Work order: Could you transcribe every record below exactly, leaving out the pictures?

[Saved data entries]
---*---

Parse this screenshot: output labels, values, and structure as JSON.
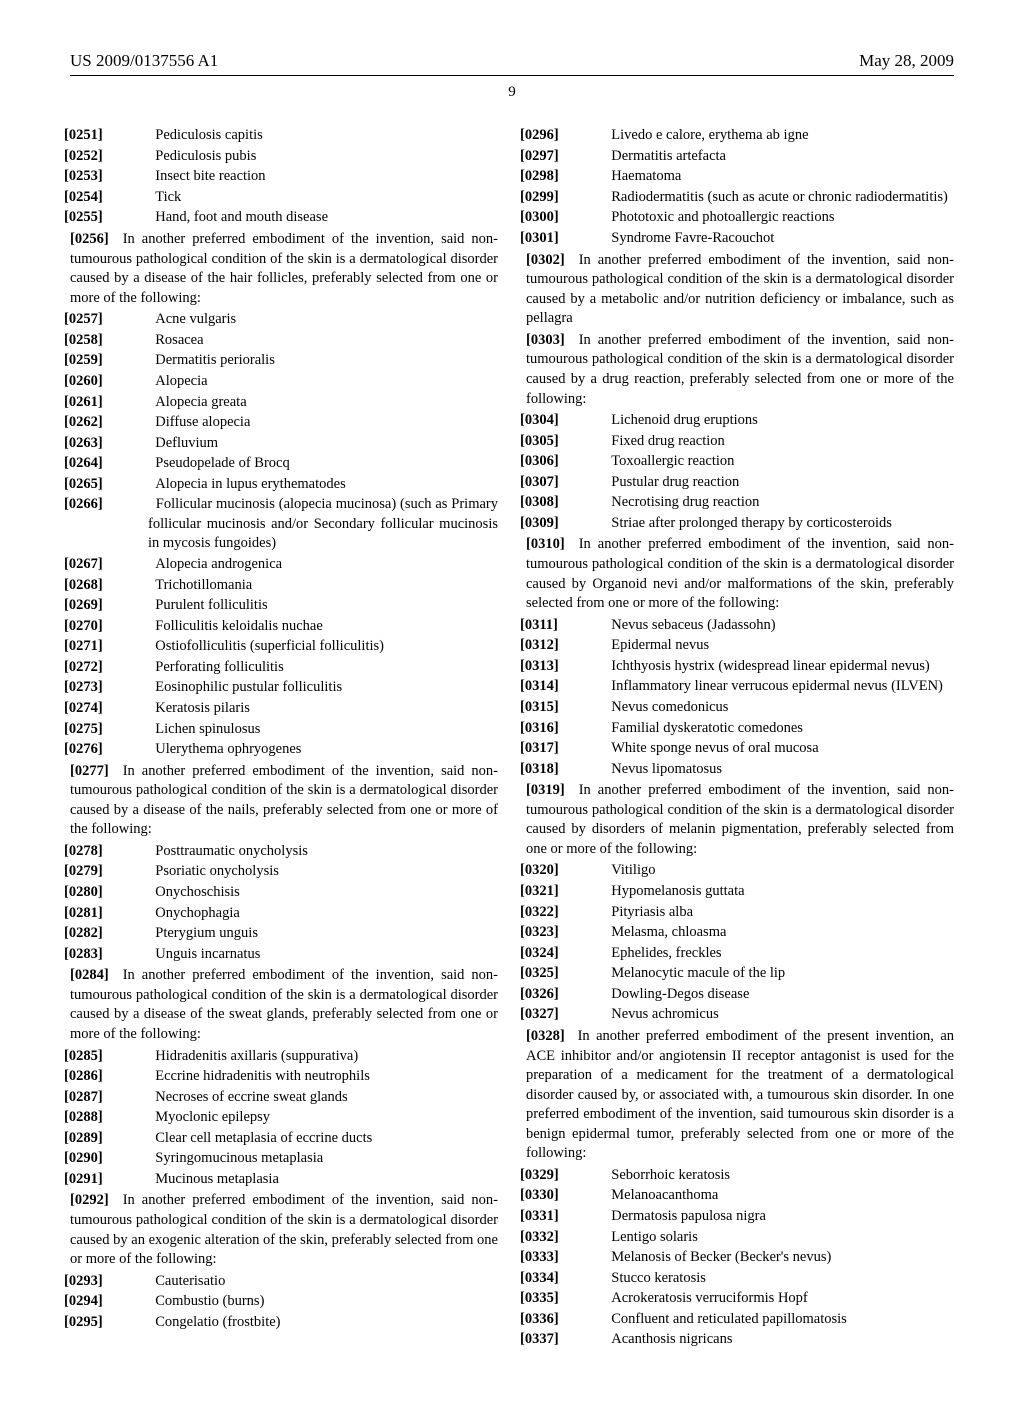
{
  "header": {
    "docnum": "US 2009/0137556 A1",
    "date": "May 28, 2009",
    "pagenum": "9"
  },
  "col": {
    "e0251": "Pediculosis capitis",
    "e0252": "Pediculosis pubis",
    "e0253": "Insect bite reaction",
    "e0254": "Tick",
    "e0255": "Hand, foot and mouth disease",
    "p0256": "In another preferred embodiment of the invention, said non-tumourous pathological condition of the skin is a dermatological disorder caused by a disease of the hair follicles, preferably selected from one or more of the following:",
    "e0257": "Acne vulgaris",
    "e0258": "Rosacea",
    "e0259": "Dermatitis perioralis",
    "e0260": "Alopecia",
    "e0261": "Alopecia greata",
    "e0262": "Diffuse alopecia",
    "e0263": "Defluvium",
    "e0264": "Pseudopelade of Brocq",
    "e0265": "Alopecia in lupus erythematodes",
    "e0266": "Follicular mucinosis (alopecia mucinosa) (such as Primary follicular mucinosis and/or Secondary follicular mucinosis in mycosis fungoides)",
    "e0267": "Alopecia androgenica",
    "e0268": "Trichotillomania",
    "e0269": "Purulent folliculitis",
    "e0270": "Folliculitis keloidalis nuchae",
    "e0271": "Ostiofolliculitis (superficial folliculitis)",
    "e0272": "Perforating folliculitis",
    "e0273": "Eosinophilic pustular folliculitis",
    "e0274": "Keratosis pilaris",
    "e0275": "Lichen spinulosus",
    "e0276": "Ulerythema ophryogenes",
    "p0277": "In another preferred embodiment of the invention, said non-tumourous pathological condition of the skin is a dermatological disorder caused by a disease of the nails, preferably selected from one or more of the following:",
    "e0278": "Posttraumatic onycholysis",
    "e0279": "Psoriatic onycholysis",
    "e0280": "Onychoschisis",
    "e0281": "Onychophagia",
    "e0282": "Pterygium unguis",
    "e0283": "Unguis incarnatus",
    "p0284": "In another preferred embodiment of the invention, said non-tumourous pathological condition of the skin is a dermatological disorder caused by a disease of the sweat glands, preferably selected from one or more of the following:",
    "e0285": "Hidradenitis axillaris (suppurativa)",
    "e0286": "Eccrine hidradenitis with neutrophils",
    "e0287": "Necroses of eccrine sweat glands",
    "e0288": "Myoclonic epilepsy",
    "e0289": "Clear cell metaplasia of eccrine ducts",
    "e0290": "Syringomucinous metaplasia",
    "e0291": "Mucinous metaplasia",
    "p0292": "In another preferred embodiment of the invention, said non-tumourous pathological condition of the skin is a dermatological disorder caused by an exogenic alteration of the skin, preferably selected from one or more of the following:",
    "e0293": "Cauterisatio",
    "e0294": "Combustio (burns)",
    "e0295": "Congelatio (frostbite)",
    "e0296": "Livedo e calore, erythema ab igne",
    "e0297": "Dermatitis artefacta",
    "e0298": "Haematoma",
    "e0299": "Radiodermatitis (such as acute or chronic radiodermatitis)",
    "e0300": "Phototoxic and photoallergic reactions",
    "e0301": "Syndrome Favre-Racouchot",
    "p0302": "In another preferred embodiment of the invention, said non-tumourous pathological condition of the skin is a dermatological disorder caused by a metabolic and/or nutrition deficiency or imbalance, such as pellagra",
    "p0303": "In another preferred embodiment of the invention, said non-tumourous pathological condition of the skin is a dermatological disorder caused by a drug reaction, preferably selected from one or more of the following:",
    "e0304": "Lichenoid drug eruptions",
    "e0305": "Fixed drug reaction",
    "e0306": "Toxoallergic reaction",
    "e0307": "Pustular drug reaction",
    "e0308": "Necrotising drug reaction",
    "e0309": "Striae after prolonged therapy by corticosteroids",
    "p0310": "In another preferred embodiment of the invention, said non-tumourous pathological condition of the skin is a dermatological disorder caused by Organoid nevi and/or malformations of the skin, preferably selected from one or more of the following:",
    "e0311": "Nevus sebaceus (Jadassohn)",
    "e0312": "Epidermal nevus",
    "e0313": "Ichthyosis hystrix (widespread linear epidermal nevus)",
    "e0314": "Inflammatory linear verrucous epidermal nevus (ILVEN)",
    "e0315": "Nevus comedonicus",
    "e0316": "Familial dyskeratotic comedones",
    "e0317": "White sponge nevus of oral mucosa",
    "e0318": "Nevus lipomatosus",
    "p0319": "In another preferred embodiment of the invention, said non-tumourous pathological condition of the skin is a dermatological disorder caused by disorders of melanin pigmentation, preferably selected from one or more of the following:",
    "e0320": "Vitiligo",
    "e0321": "Hypomelanosis guttata",
    "e0322": "Pityriasis alba",
    "e0323": "Melasma, chloasma",
    "e0324": "Ephelides, freckles",
    "e0325": "Melanocytic macule of the lip",
    "e0326": "Dowling-Degos disease",
    "e0327": "Nevus achromicus",
    "p0328": "In another preferred embodiment of the present invention, an ACE inhibitor and/or angiotensin II receptor antagonist is used for the preparation of a medicament for the treatment of a dermatological disorder caused by, or associated with, a tumourous skin disorder. In one preferred embodiment of the invention, said tumourous skin disorder is a benign epidermal tumor, preferably selected from one or more of the following:",
    "e0329": "Seborrhoic keratosis",
    "e0330": "Melanoacanthoma",
    "e0331": "Dermatosis papulosa nigra",
    "e0332": "Lentigo solaris",
    "e0333": "Melanosis of Becker (Becker's nevus)",
    "e0334": "Stucco keratosis",
    "e0335": "Acrokeratosis verruciformis Hopf",
    "e0336": "Confluent and reticulated papillomatosis",
    "e0337": "Acanthosis nigricans"
  }
}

---*---

Task output:
Parse this screenshot: output labels, values, and structure as JSON.
{
  "header": {
    "docnum": "US 2009/0137556 A1",
    "date": "May 28, 2009",
    "pagenum": "9"
  },
  "col": {
    "e0251": "Pediculosis capitis",
    "e0252": "Pediculosis pubis",
    "e0253": "Insect bite reaction",
    "e0254": "Tick",
    "e0255": "Hand, foot and mouth disease",
    "p0256": "In another preferred embodiment of the invention, said non-tumourous pathological condition of the skin is a dermatological disorder caused by a disease of the hair follicles, preferably selected from one or more of the following:",
    "e0257": "Acne vulgaris",
    "e0258": "Rosacea",
    "e0259": "Dermatitis perioralis",
    "e0260": "Alopecia",
    "e0261": "Alopecia greata",
    "e0262": "Diffuse alopecia",
    "e0263": "Defluvium",
    "e0264": "Pseudopelade of Brocq",
    "e0265": "Alopecia in lupus erythematodes",
    "e0266": "Follicular mucinosis (alopecia mucinosa) (such as Primary follicular mucinosis and/or Secondary follicular mucinosis in mycosis fungoides)",
    "e0267": "Alopecia androgenica",
    "e0268": "Trichotillomania",
    "e0269": "Purulent folliculitis",
    "e0270": "Folliculitis keloidalis nuchae",
    "e0271": "Ostiofolliculitis (superficial folliculitis)",
    "e0272": "Perforating folliculitis",
    "e0273": "Eosinophilic pustular folliculitis",
    "e0274": "Keratosis pilaris",
    "e0275": "Lichen spinulosus",
    "e0276": "Ulerythema ophryogenes",
    "p0277": "In another preferred embodiment of the invention, said non-tumourous pathological condition of the skin is a dermatological disorder caused by a disease of the nails, preferably selected from one or more of the following:",
    "e0278": "Posttraumatic onycholysis",
    "e0279": "Psoriatic onycholysis",
    "e0280": "Onychoschisis",
    "e0281": "Onychophagia",
    "e0282": "Pterygium unguis",
    "e0283": "Unguis incarnatus",
    "p0284": "In another preferred embodiment of the invention, said non-tumourous pathological condition of the skin is a dermatological disorder caused by a disease of the sweat glands, preferably selected from one or more of the following:",
    "e0285": "Hidradenitis axillaris (suppurativa)",
    "e0286": "Eccrine hidradenitis with neutrophils",
    "e0287": "Necroses of eccrine sweat glands",
    "e0288": "Myoclonic epilepsy",
    "e0289": "Clear cell metaplasia of eccrine ducts",
    "e0290": "Syringomucinous metaplasia",
    "e0291": "Mucinous metaplasia",
    "p0292": "In another preferred embodiment of the invention, said non-tumourous pathological condition of the skin is a dermatological disorder caused by an exogenic alteration of the skin, preferably selected from one or more of the following:",
    "e0293": "Cauterisatio",
    "e0294": "Combustio (burns)",
    "e0295": "Congelatio (frostbite)",
    "e0296": "Livedo e calore, erythema ab igne",
    "e0297": "Dermatitis artefacta",
    "e0298": "Haematoma",
    "e0299": "Radiodermatitis (such as acute or chronic radiodermatitis)",
    "e0300": "Phototoxic and photoallergic reactions",
    "e0301": "Syndrome Favre-Racouchot",
    "p0302": "In another preferred embodiment of the invention, said non-tumourous pathological condition of the skin is a dermatological disorder caused by a metabolic and/or nutrition deficiency or imbalance, such as pellagra",
    "p0303": "In another preferred embodiment of the invention, said non-tumourous pathological condition of the skin is a dermatological disorder caused by a drug reaction, preferably selected from one or more of the following:",
    "e0304": "Lichenoid drug eruptions",
    "e0305": "Fixed drug reaction",
    "e0306": "Toxoallergic reaction",
    "e0307": "Pustular drug reaction",
    "e0308": "Necrotising drug reaction",
    "e0309": "Striae after prolonged therapy by corticosteroids",
    "p0310": "In another preferred embodiment of the invention, said non-tumourous pathological condition of the skin is a dermatological disorder caused by Organoid nevi and/or malformations of the skin, preferably selected from one or more of the following:",
    "e0311": "Nevus sebaceus (Jadassohn)",
    "e0312": "Epidermal nevus",
    "e0313": "Ichthyosis hystrix (widespread linear epidermal nevus)",
    "e0314": "Inflammatory linear verrucous epidermal nevus (ILVEN)",
    "e0315": "Nevus comedonicus",
    "e0316": "Familial dyskeratotic comedones",
    "e0317": "White sponge nevus of oral mucosa",
    "e0318": "Nevus lipomatosus",
    "p0319": "In another preferred embodiment of the invention, said non-tumourous pathological condition of the skin is a dermatological disorder caused by disorders of melanin pigmentation, preferably selected from one or more of the following:",
    "e0320": "Vitiligo",
    "e0321": "Hypomelanosis guttata",
    "e0322": "Pityriasis alba",
    "e0323": "Melasma, chloasma",
    "e0324": "Ephelides, freckles",
    "e0325": "Melanocytic macule of the lip",
    "e0326": "Dowling-Degos disease",
    "e0327": "Nevus achromicus",
    "p0328": "In another preferred embodiment of the present invention, an ACE inhibitor and/or angiotensin II receptor antagonist is used for the preparation of a medicament for the treatment of a dermatological disorder caused by, or associated with, a tumourous skin disorder. In one preferred embodiment of the invention, said tumourous skin disorder is a benign epidermal tumor, preferably selected from one or more of the following:",
    "e0329": "Seborrhoic keratosis",
    "e0330": "Melanoacanthoma",
    "e0331": "Dermatosis papulosa nigra",
    "e0332": "Lentigo solaris",
    "e0333": "Melanosis of Becker (Becker's nevus)",
    "e0334": "Stucco keratosis",
    "e0335": "Acrokeratosis verruciformis Hopf",
    "e0336": "Confluent and reticulated papillomatosis",
    "e0337": "Acanthosis nigricans"
  }
}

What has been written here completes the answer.